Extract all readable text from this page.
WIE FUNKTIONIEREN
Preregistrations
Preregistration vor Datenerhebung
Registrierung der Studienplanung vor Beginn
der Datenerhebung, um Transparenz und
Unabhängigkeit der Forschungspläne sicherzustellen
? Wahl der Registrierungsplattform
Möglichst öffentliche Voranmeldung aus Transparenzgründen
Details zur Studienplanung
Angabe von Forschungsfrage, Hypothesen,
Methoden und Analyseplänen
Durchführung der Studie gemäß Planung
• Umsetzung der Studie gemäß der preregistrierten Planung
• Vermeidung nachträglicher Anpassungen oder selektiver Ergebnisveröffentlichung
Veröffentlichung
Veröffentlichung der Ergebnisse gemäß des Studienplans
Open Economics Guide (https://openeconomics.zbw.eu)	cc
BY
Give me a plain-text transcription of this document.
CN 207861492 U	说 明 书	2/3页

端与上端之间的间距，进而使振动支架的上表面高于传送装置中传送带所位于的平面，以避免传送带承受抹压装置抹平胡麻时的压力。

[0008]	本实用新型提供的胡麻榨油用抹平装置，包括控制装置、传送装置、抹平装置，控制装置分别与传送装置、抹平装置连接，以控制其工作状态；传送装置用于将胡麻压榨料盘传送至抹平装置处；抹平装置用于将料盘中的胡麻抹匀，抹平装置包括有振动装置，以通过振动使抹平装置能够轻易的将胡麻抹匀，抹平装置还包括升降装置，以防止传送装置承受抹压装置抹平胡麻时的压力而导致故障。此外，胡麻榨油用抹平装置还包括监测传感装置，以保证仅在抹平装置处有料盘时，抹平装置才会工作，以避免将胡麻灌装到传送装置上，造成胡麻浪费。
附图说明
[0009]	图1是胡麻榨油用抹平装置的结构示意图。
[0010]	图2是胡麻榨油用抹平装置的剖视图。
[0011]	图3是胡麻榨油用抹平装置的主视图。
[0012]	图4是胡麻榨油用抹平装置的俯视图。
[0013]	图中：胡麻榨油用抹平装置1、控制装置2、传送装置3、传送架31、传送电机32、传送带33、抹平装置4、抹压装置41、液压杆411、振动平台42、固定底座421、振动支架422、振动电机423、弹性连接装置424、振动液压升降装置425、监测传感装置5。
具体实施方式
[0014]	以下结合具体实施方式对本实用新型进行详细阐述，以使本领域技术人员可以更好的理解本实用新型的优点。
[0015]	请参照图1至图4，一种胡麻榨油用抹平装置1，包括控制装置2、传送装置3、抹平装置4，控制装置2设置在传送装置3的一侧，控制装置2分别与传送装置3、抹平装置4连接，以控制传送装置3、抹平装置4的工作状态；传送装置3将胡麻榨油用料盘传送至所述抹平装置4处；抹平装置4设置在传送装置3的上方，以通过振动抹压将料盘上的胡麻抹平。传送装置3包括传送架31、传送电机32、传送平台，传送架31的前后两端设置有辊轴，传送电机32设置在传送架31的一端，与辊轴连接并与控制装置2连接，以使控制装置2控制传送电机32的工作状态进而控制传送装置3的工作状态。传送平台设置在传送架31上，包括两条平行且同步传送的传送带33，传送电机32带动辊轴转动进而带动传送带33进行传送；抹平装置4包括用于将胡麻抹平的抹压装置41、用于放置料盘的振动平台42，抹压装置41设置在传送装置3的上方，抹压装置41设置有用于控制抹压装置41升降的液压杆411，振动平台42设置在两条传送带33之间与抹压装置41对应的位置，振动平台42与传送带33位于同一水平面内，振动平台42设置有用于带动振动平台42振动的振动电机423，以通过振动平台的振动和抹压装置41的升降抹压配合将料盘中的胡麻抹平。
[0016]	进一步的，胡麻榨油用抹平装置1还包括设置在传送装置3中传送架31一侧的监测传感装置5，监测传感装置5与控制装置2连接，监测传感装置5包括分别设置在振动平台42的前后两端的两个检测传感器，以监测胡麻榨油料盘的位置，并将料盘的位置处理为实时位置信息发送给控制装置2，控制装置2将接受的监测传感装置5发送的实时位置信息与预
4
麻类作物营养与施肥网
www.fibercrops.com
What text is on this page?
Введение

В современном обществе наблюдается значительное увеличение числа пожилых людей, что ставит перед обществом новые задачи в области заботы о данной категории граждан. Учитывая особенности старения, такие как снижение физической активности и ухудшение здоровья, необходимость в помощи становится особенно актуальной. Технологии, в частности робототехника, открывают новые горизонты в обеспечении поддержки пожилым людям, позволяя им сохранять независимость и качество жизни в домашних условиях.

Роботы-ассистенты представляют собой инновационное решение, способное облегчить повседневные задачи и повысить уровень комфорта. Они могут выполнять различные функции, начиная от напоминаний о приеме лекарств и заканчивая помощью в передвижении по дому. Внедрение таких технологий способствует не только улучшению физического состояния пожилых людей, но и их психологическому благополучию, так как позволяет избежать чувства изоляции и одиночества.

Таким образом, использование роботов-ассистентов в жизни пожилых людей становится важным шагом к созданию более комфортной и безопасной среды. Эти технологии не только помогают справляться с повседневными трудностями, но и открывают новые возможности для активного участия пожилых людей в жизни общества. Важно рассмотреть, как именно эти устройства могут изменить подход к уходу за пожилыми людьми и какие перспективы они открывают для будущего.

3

==================================================

* [Exercise prompt] Check each line of the entries for the string "Studienplanung". Copy the lines that have it.

* [Exercise response]
Registrierung der Studienplanung vor Beginn
Details zur Studienplanung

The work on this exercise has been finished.